> [DIRECTION]
In this exercise, reproduce all the entries that follow exactly.

> [LISTED ENTRIES]

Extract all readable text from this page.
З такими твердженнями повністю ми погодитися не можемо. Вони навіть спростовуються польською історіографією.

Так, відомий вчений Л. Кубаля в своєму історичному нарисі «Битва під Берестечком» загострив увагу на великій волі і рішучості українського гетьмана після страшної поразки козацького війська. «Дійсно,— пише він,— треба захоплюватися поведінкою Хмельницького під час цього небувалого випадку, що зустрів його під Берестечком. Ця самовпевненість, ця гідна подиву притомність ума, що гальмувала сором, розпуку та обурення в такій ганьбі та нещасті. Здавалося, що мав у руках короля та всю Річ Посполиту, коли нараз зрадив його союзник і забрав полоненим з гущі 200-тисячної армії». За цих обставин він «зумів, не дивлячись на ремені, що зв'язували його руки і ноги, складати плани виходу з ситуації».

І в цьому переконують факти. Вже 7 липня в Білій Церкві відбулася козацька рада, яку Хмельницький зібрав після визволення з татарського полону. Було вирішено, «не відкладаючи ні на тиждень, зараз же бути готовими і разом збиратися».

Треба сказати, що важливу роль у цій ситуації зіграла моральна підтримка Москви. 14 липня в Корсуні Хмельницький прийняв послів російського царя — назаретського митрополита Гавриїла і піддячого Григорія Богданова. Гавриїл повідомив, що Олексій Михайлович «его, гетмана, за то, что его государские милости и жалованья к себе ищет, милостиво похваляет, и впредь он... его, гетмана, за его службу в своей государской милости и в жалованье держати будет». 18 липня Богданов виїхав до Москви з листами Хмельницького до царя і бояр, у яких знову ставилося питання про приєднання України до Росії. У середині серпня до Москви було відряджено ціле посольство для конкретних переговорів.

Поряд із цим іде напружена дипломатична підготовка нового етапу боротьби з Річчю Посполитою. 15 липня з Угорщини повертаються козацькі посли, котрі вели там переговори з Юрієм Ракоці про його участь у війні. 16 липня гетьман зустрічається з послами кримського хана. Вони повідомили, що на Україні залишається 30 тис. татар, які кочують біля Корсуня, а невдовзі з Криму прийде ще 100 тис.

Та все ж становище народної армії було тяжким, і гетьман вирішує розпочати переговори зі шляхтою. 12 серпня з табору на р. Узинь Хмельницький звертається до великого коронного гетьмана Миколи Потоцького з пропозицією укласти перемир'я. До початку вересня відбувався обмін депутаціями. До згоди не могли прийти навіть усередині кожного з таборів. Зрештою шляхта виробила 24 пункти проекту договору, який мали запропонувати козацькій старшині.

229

> [EXERCISE OUTPUT]
Extract all readable text from this page.
З такими твердженнями повністю ми погодитися не можемо. Вони навіть спростовуються польською історіографією.

Так, відомий вчений Л. Кубаля в своєму історичному нарисі «Битва під Берестечком» загострив увагу на великій волі і рішучості українського гетьмана після страшної поразки козацького війська. «Дійсно,— пише він,— треба захоплюватися поведінкою Хмельницького під час цього небувалого випадку, що зустрів його під Берестечком. Ця самовпевненість, ця гідна подиву притомність ума, що гальмувала сором, розпуку та обурення в такій ганьбі та нещасті. Здавалося, що мав у руках короля та всю Річ Посполиту, коли нараз зрадив його союзник і забрав полоненим з гущі 200-тисячної армії». За цих обставин він «зумів, не дивлячись на ремені, що зв'язували його руки і ноги, складати плани виходу з ситуації».

І в цьому переконують факти. Вже 7 липня в Білій Церкві відбулася козацька рада, яку Хмельницький зібрав після визволення з татарського полону. Було вирішено, «не відкладаючи ні на тиждень, зараз же бути готовими і разом збиратися».

Треба сказати, що важливу роль у цій ситуації зіграла моральна підтримка Москви. 14 липня в Корсуні Хмельницький прийняв послів російського царя — назаретського митрополита Гавриїла і піддячого Григорія Богданова. Гавриїл повідомив, що Олексій Михайлович «его, гетмана, за то, что его государские милости и жалованья к себе ищет, милостиво похваляет, и впредь он... его, гетмана, за его службу в своей государской милости и в жалованье держати будет». 18 липня Богданов виїхав до Москви з листами Хмельницького до царя і бояр, у яких знову ставилося питання про приєднання України до Росії. У середині серпня до Москви було відряджено ціле посольство для конкретних переговорів.

Поряд із цим іде напружена дипломатична підготовка нового етапу боротьби з Річчю Посполитою. 15 липня з Угорщини повертаються козацькі посли, котрі вели там переговори з Юрієм Ракоці про його участь у війні. 16 липня гетьман зустрічається з послами кримського хана. Вони повідомили, що на Україні залишається 30 тис. татар, які кочують біля Корсуня, а невдовзі з Криму прийде ще 100 тис.

Та все ж становище народної армії було тяжким, і гетьман вирішує розпочати переговори зі шляхтою. 12 серпня з табору на р. Узинь Хмельницький звертається до великого коронного гетьмана Миколи Потоцького з пропозицією укласти перемир'я. До початку вересня відбувався обмін депутаціями. До згоди не могли прийти навіть усередині кожного з таборів. Зрештою шляхта виробила 24 пункти проекту договору, який мали запропонувати козацькій старшині.

229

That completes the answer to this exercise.